:: Instructions ::
- 1) In the passage about guiding Evan home, what kind of church did Evan go to this past Sunday?
- 2) Translate this sentence from the passage about guiding Evan home into Spanish: "Evan enjoyed his visit, but got turned around on the way out and needed a little help finding his way."
- 3) For each statement, say whether it agrees with the passage about guiding Evan home, and quote the words that decide it. (a) Evan's training encourages him to attend other churches. (b) The rites of the Ruthenian church match those of the average Roman Catholic church in the U.S. (c) Ian has asked for advice about his novels.

[Source passage Boundary: Start]

So I stayed on the line, giving directions, tweaking the route when real-world road conditions didn’t match my tidy-bird’s eye view, and easing Evan back home.  While he drove, he filled me in on just how he’d come to be in an unfamiliar part of the city.

As part of his training, he is encouraged to attend other churches.  In his novice year he’s attended services in churches where English is never spoken, he’s taken some of his classmates to a Mormon ward meeting, and he’s developed a particular fondness for the spirituality of the Eastern Rite churches.  This past Sunday he went to a Ruthenian church.  Like many of the Easter Rite churches, it is considered to be in full communion with Rome.  The rites are different, though, from those you’d find in the average Roman Catholic church in the U.S.

Evan enjoyed his visit, but got turned around on the way out and needed a little help finding his way.

Which reminded me that — even a continent away — I’m still the Dad.

Both of my sons still seek my advice on matters small and large.  (They don’t always take my advice — that’s the beauty of asking for advice.  Just because somebody gives it to you, you don’t have to accept it.)  While he was an undergraduate, Evan frequently asked me to review his papers and make suggestions as I saw fit.  Ian has sought my advice on school projects, his novels and various job situations.  And, at various times, I’ve served as their personal OnStar.

[Source passage Boundary: End]
[Record extracts Boundary: Start]

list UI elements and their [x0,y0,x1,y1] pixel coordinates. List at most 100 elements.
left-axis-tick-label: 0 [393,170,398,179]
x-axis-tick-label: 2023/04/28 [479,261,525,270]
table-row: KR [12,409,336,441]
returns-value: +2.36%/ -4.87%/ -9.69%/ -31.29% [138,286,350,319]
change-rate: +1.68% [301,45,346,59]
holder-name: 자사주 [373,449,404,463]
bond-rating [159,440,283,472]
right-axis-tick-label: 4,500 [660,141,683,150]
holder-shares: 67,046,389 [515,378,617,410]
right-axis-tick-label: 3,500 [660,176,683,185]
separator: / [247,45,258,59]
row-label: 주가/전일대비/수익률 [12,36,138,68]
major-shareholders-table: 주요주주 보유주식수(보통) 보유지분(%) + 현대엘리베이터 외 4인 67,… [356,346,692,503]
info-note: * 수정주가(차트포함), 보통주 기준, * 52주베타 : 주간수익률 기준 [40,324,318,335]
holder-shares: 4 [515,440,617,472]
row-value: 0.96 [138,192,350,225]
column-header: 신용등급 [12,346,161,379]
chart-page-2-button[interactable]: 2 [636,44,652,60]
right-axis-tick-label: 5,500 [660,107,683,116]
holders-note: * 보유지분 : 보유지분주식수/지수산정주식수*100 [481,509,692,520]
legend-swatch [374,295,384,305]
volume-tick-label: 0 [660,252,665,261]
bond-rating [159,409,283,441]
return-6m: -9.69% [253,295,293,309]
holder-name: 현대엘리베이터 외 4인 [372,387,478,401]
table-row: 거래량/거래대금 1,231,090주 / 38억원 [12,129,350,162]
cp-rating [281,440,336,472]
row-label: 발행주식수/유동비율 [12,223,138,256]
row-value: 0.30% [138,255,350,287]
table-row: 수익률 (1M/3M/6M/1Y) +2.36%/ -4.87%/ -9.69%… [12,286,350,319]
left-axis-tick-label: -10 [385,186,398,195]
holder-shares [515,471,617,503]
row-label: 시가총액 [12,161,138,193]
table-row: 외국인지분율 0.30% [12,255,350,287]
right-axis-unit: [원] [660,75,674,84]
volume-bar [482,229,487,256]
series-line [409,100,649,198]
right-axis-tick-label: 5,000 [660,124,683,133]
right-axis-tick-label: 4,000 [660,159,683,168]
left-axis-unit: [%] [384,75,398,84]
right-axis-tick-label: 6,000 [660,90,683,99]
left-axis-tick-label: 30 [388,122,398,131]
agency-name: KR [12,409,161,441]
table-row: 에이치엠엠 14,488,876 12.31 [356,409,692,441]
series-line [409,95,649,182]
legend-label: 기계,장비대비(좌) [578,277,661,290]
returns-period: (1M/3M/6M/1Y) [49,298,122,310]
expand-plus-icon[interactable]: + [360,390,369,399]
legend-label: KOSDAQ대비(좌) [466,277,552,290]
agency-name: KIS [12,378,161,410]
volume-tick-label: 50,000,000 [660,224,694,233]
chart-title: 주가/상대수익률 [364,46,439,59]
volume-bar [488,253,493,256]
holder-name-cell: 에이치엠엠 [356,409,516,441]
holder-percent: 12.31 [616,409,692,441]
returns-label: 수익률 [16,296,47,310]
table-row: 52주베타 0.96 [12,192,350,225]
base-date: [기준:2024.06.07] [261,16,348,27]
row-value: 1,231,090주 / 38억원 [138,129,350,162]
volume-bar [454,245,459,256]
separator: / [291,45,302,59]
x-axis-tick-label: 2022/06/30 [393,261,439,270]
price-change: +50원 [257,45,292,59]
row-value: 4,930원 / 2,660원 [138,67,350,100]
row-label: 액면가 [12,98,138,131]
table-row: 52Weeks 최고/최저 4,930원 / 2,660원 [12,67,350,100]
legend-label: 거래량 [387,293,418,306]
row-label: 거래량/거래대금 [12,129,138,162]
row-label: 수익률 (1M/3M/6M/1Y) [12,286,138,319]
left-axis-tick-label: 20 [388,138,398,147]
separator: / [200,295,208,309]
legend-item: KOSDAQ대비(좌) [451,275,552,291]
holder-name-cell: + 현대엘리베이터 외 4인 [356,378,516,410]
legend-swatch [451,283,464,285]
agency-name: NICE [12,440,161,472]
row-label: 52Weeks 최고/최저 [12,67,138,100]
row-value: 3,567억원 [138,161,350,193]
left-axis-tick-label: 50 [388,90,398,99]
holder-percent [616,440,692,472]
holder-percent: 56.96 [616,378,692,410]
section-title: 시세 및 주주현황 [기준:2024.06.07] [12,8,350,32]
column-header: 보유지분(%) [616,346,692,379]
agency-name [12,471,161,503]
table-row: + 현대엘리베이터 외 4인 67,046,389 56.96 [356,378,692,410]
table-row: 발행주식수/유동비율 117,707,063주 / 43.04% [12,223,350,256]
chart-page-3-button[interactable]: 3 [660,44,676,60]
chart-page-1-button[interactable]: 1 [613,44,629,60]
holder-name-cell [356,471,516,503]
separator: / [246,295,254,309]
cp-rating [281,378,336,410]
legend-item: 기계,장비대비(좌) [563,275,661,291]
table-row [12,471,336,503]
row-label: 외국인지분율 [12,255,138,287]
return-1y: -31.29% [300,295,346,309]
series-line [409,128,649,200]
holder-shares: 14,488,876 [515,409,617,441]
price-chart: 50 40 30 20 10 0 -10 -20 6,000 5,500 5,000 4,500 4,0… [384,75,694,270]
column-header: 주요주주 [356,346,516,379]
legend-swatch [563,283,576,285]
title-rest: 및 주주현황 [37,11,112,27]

[Record extracts Boundary: End]

:: Solutions ::
- 1) A Ruthenian church.

- 2) Evan disfrutó de su visita, pero se desorientó al salir y necesitó un poco de ayuda para encontrar el camino.

- 3)
(a) Yes: "As part of his training, he is encouraged to attend other churches."
(b) No: "The rites are different, though, from those you’d find in the average Roman Catholic church in the U.S."
(c) Yes: "Ian has sought my advice on school projects, his novels and various job situations."